◆ EXERCISE AIM:
Set down each entry from the block beneath, exactly as written.

===

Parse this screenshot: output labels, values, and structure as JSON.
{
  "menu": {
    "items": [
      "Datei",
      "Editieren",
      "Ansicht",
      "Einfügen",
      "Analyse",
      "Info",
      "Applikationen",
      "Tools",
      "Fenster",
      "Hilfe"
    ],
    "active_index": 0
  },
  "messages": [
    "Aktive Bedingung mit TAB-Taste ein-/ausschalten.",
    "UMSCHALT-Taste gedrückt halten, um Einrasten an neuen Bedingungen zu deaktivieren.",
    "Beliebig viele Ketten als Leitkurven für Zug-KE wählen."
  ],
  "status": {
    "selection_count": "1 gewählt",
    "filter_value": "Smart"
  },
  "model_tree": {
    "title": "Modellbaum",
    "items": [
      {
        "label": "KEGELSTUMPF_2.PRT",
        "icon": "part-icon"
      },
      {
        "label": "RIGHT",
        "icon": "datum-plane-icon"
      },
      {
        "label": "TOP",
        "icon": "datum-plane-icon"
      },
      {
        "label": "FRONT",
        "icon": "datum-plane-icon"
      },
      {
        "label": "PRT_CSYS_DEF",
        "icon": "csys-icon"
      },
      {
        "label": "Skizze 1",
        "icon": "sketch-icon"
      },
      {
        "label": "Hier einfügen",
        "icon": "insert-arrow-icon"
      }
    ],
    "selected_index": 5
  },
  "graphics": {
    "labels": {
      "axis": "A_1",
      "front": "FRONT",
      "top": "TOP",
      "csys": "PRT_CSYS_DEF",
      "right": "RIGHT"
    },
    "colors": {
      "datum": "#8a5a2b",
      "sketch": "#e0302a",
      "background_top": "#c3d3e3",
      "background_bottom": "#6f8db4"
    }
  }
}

===

◆ SOLUTION TO THIS EXERCISE:
Parse this screenshot: output labels, values, and structure as JSON.
{
  "menu": {
    "items": [
      "Datei",
      "Editieren",
      "Ansicht",
      "Einfügen",
      "Analyse",
      "Info",
      "Applikationen",
      "Tools",
      "Fenster",
      "Hilfe"
    ],
    "active_index": 0
  },
  "messages": [
    "Aktive Bedingung mit TAB-Taste ein-/ausschalten.",
    "UMSCHALT-Taste gedrückt halten, um Einrasten an neuen Bedingungen zu deaktivieren.",
    "Beliebig viele Ketten als Leitkurven für Zug-KE wählen."
  ],
  "status": {
    "selection_count": "1 gewählt",
    "filter_value": "Smart"
  },
  "model_tree": {
    "title": "Modellbaum",
    "items": [
      {
        "label": "KEGELSTUMPF_2.PRT",
        "icon": "part-icon"
      },
      {
        "label": "RIGHT",
        "icon": "datum-plane-icon"
      },
      {
        "label": "TOP",
        "icon": "datum-plane-icon"
      },
      {
        "label": "FRONT",
        "icon": "datum-plane-icon"
      },
      {
        "label": "PRT_CSYS_DEF",
        "icon": "csys-icon"
      },
      {
        "label": "Skizze 1",
        "icon": "sketch-icon"
      },
      {
        "label": "Hier einfügen",
        "icon": "insert-arrow-icon"
      }
    ],
    "selected_index": 5
  },
  "graphics": {
    "labels": {
      "axis": "A_1",
      "front": "FRONT",
      "top": "TOP",
      "csys": "PRT_CSYS_DEF",
      "right": "RIGHT"
    },
    "colors": {
      "datum": "#8a5a2b",
      "sketch": "#e0302a",
      "background_top": "#c3d3e3",
      "background_bottom": "#6f8db4"
    }
  }
}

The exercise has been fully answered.